Exercise instructions
1. According to the rebuttals passage, what did Jesus say after He rescued the adulterous woman?
2. In the rebuttals passage, repeat the part starting with "True love cannot" and going on through "mercy; it’s complicity.", but switch "complicity" to "collusion".
3. Summarize the rebuttals passage in two sentences.

Passage
○ ○ ○

5. “The Bible’s stance evolved—God worked through cultural change (e.g., slavery), so our view of sexuality can evolve too.”
Rebuttal:
Moral development is not moral revision. God’s moral law reflects His unchanging character. In matters like slavery, God tolerated cultural structures while injecting redemptive ethics that subvert exploitation (Exodus 21, Philemon, Galatians 3:28).
Sexual ethics differ: from Genesis to Revelation, they remain constant. Scripture never shows accommodation or softening toward same-sex practice—only consistency and reaffirmation.
6. “Genesis is archetypal, not literal; gender categories are fluid symbols.”
Rebuttal:
Even if Genesis 1–2 carries literary structure, the theology it conveys is concrete: God creates embodied, sexually dimorphic beings for complementary union.
Jesus treats this text as historically authoritative in Matthew 19, not as mythic metaphor. The theological weight of “male and female” grounds human identity and the institution of marriage. If that binary is symbolic, then the Christ–Church metaphor collapses too.
7. “Empathy requires affirmation—Jesus stooped to understand sinners.”
Rebuttal:
Jesus’ compassion never meant moral approval. When He rescued the adulterous woman, He followed with “Go and sin no more.” His empathy led to truth, not concession.
True love cannot lie for comfort. 1 Corinthians 13:6—“Love rejoices with the truth.” To feel with someone while confirming their delusion is not mercy; it’s complicity.
8. “Abortion isn’t murder because personhood develops later.”
Rebuttal:
Personhood is not conferred by visibility or neurological milestones; it is inherent in human nature. From conception, the zygote is genetically distinct, self-directing human life. Scripture affirms personhood in the womb (Psalm 139:13–16, Jeremiah 1:5).
Moral worth cannot depend on stage of development; otherwise, the elderly, comatose, and disabled lose it as well. Biblical justice protects the powerless—precisely those “hidden” lives modern culture discards.
9. “Progressivism reflects ongoing revelation—truth evolves with society.”
Rebuttal:
That premise assumes man’s moral intuition outruns divine revelation. Scripture explicitly denies this: “The grass withers, the flower fades, but the word of our God stands forever” (Isaiah 40:8).
If moral truth evolves, it ceases to be truth—becoming social preference. Christianity’s entire epistemic structure collapses if revelation is relativized to culture.
Progress is not discovering new truths; it is conforming more fully to the truth already revealed.
10. “Empirical harm (e.g., depression, suicide among gay youth) shows traditional ethics are damaging.”
Rebuttal:
Correlation is not moral causation. Pain does not determine rightness. Every moral boundary restricts desire, and all discipline is painful before it heals (Hebrews 12:11).
The church must bear burdens with compassion, but the antidote to despair is not moral revision—it is grace, belonging, and sanctification in Christ. The truth that wounds sin also saves the sinner.

○ ○ ○

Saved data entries

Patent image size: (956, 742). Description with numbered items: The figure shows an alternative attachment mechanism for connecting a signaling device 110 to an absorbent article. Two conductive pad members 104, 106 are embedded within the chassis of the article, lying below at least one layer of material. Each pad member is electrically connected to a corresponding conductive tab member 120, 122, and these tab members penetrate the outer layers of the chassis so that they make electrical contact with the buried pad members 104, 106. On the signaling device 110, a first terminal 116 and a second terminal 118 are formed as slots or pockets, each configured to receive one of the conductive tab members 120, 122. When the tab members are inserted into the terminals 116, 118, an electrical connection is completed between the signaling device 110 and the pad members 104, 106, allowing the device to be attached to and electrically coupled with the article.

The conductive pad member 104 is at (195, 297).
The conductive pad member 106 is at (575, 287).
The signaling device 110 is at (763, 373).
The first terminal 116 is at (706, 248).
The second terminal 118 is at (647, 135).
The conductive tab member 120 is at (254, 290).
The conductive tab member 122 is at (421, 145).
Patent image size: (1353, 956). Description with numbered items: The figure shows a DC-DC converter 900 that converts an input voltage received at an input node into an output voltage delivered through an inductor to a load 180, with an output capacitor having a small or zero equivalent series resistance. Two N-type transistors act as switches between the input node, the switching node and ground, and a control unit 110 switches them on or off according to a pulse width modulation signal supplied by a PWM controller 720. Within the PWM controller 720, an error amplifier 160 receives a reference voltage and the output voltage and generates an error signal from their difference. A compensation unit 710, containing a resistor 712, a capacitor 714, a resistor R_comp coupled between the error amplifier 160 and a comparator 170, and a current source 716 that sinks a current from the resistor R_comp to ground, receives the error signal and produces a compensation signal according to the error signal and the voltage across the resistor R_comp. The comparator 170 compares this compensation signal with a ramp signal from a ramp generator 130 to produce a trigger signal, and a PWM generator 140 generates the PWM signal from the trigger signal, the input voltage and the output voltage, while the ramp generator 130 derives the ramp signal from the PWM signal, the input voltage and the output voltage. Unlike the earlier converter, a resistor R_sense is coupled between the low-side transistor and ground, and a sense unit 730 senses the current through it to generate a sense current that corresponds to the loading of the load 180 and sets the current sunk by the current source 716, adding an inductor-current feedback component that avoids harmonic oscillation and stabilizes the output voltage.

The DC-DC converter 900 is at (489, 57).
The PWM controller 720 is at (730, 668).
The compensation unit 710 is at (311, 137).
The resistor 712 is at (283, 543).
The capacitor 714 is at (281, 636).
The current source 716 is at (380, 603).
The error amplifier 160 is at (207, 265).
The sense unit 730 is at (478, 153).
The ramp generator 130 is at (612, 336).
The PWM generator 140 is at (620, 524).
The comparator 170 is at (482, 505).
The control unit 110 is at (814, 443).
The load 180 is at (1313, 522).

○ ○ ○

List of solutions
1. "Go and sin no more."

2.
True love cannot lie for comfort. 1 Corinthians 13:6—“Love rejoices with the truth.” To feel with someone while confirming their delusion is not mercy; it’s collusion.

3. The passage answers a series of objections by arguing that God's moral law reflects His unchanging character, that "male and female" in Genesis grounds human identity and marriage, and that Jesus' compassion never meant moral approval. It further argues that personhood is inherent from conception, that moral truth which evolves ceases to be truth, and that pain does not determine rightness.